**Task brief:**
Restate each line word for word. Leave out every picture.

== == ==

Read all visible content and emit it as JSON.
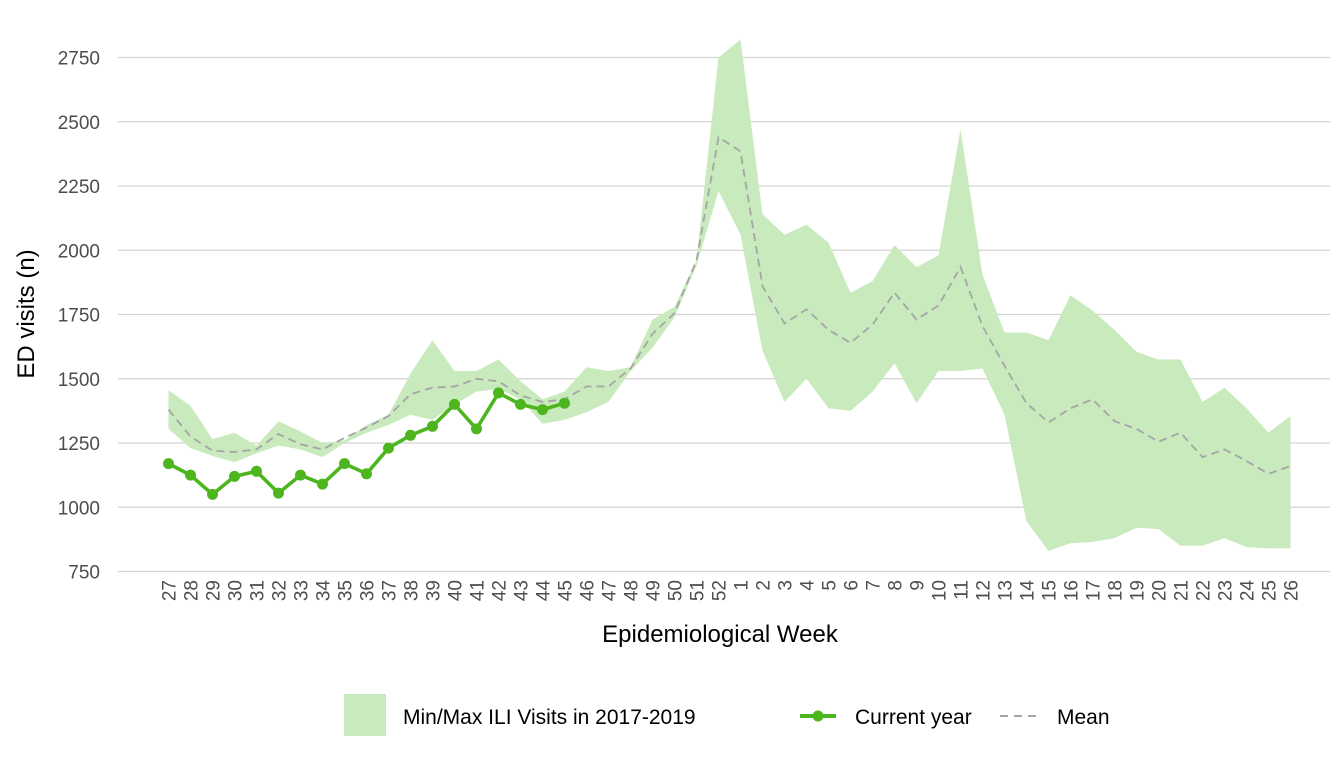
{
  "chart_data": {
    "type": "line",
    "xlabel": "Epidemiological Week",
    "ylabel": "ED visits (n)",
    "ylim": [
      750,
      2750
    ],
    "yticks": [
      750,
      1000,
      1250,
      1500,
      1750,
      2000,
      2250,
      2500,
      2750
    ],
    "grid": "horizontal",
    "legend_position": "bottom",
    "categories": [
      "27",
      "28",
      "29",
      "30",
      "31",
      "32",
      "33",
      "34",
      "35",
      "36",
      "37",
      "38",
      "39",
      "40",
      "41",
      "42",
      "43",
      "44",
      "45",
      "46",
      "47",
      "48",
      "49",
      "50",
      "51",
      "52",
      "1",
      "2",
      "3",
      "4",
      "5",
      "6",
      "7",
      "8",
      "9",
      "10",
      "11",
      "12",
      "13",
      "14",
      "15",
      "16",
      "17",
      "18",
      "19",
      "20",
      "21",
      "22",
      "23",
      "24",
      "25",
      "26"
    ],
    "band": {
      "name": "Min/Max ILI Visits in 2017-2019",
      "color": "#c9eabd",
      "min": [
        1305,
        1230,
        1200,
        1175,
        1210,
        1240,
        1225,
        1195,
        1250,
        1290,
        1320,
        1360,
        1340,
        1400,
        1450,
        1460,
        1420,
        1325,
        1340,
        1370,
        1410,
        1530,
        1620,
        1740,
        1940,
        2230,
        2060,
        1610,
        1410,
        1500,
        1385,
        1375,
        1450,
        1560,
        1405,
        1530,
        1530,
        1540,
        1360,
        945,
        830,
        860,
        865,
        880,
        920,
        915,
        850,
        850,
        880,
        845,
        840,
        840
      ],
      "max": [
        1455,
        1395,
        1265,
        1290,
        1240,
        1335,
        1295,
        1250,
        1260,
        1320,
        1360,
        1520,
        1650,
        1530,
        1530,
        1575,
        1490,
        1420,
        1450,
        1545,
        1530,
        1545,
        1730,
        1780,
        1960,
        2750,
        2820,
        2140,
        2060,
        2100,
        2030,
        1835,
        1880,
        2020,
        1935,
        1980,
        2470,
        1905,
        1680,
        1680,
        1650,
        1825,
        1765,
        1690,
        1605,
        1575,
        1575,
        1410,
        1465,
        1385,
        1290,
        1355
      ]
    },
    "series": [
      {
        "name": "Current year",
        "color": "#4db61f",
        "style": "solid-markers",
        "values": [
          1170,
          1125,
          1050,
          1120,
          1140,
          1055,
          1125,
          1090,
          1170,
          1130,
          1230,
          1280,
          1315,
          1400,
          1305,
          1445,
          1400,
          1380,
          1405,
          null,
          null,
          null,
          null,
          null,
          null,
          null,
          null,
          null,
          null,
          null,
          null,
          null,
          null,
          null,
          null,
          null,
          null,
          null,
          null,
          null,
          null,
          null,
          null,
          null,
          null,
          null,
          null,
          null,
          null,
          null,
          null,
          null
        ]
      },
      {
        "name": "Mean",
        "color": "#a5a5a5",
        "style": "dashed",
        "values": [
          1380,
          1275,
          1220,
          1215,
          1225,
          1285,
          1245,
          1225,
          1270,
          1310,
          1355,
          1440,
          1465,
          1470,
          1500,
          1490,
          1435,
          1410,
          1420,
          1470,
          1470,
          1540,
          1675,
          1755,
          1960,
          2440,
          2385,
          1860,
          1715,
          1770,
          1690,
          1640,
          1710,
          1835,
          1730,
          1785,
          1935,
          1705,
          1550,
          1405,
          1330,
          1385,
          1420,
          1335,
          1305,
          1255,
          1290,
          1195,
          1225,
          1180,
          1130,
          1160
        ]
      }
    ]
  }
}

== == ==

**Written answer:**
Read all visible content and emit it as JSON.
{
  "chart_data": {
    "type": "line",
    "xlabel": "Epidemiological Week",
    "ylabel": "ED visits (n)",
    "ylim": [
      750,
      2750
    ],
    "yticks": [
      750,
      1000,
      1250,
      1500,
      1750,
      2000,
      2250,
      2500,
      2750
    ],
    "grid": "horizontal",
    "legend_position": "bottom",
    "categories": [
      "27",
      "28",
      "29",
      "30",
      "31",
      "32",
      "33",
      "34",
      "35",
      "36",
      "37",
      "38",
      "39",
      "40",
      "41",
      "42",
      "43",
      "44",
      "45",
      "46",
      "47",
      "48",
      "49",
      "50",
      "51",
      "52",
      "1",
      "2",
      "3",
      "4",
      "5",
      "6",
      "7",
      "8",
      "9",
      "10",
      "11",
      "12",
      "13",
      "14",
      "15",
      "16",
      "17",
      "18",
      "19",
      "20",
      "21",
      "22",
      "23",
      "24",
      "25",
      "26"
    ],
    "band": {
      "name": "Min/Max ILI Visits in 2017-2019",
      "color": "#c9eabd",
      "min": [
        1305,
        1230,
        1200,
        1175,
        1210,
        1240,
        1225,
        1195,
        1250,
        1290,
        1320,
        1360,
        1340,
        1400,
        1450,
        1460,
        1420,
        1325,
        1340,
        1370,
        1410,
        1530,
        1620,
        1740,
        1940,
        2230,
        2060,
        1610,
        1410,
        1500,
        1385,
        1375,
        1450,
        1560,
        1405,
        1530,
        1530,
        1540,
        1360,
        945,
        830,
        860,
        865,
        880,
        920,
        915,
        850,
        850,
        880,
        845,
        840,
        840
      ],
      "max": [
        1455,
        1395,
        1265,
        1290,
        1240,
        1335,
        1295,
        1250,
        1260,
        1320,
        1360,
        1520,
        1650,
        1530,
        1530,
        1575,
        1490,
        1420,
        1450,
        1545,
        1530,
        1545,
        1730,
        1780,
        1960,
        2750,
        2820,
        2140,
        2060,
        2100,
        2030,
        1835,
        1880,
        2020,
        1935,
        1980,
        2470,
        1905,
        1680,
        1680,
        1650,
        1825,
        1765,
        1690,
        1605,
        1575,
        1575,
        1410,
        1465,
        1385,
        1290,
        1355
      ]
    },
    "series": [
      {
        "name": "Current year",
        "color": "#4db61f",
        "style": "solid-markers",
        "values": [
          1170,
          1125,
          1050,
          1120,
          1140,
          1055,
          1125,
          1090,
          1170,
          1130,
          1230,
          1280,
          1315,
          1400,
          1305,
          1445,
          1400,
          1380,
          1405,
          null,
          null,
          null,
          null,
          null,
          null,
          null,
          null,
          null,
          null,
          null,
          null,
          null,
          null,
          null,
          null,
          null,
          null,
          null,
          null,
          null,
          null,
          null,
          null,
          null,
          null,
          null,
          null,
          null,
          null,
          null,
          null,
          null
        ]
      },
      {
        "name": "Mean",
        "color": "#a5a5a5",
        "style": "dashed",
        "values": [
          1380,
          1275,
          1220,
          1215,
          1225,
          1285,
          1245,
          1225,
          1270,
          1310,
          1355,
          1440,
          1465,
          1470,
          1500,
          1490,
          1435,
          1410,
          1420,
          1470,
          1470,
          1540,
          1675,
          1755,
          1960,
          2440,
          2385,
          1860,
          1715,
          1770,
          1690,
          1640,
          1710,
          1835,
          1730,
          1785,
          1935,
          1705,
          1550,
          1405,
          1330,
          1385,
          1420,
          1335,
          1305,
          1255,
          1290,
          1195,
          1225,
          1180,
          1130,
          1160
        ]
      }
    ]
  }
}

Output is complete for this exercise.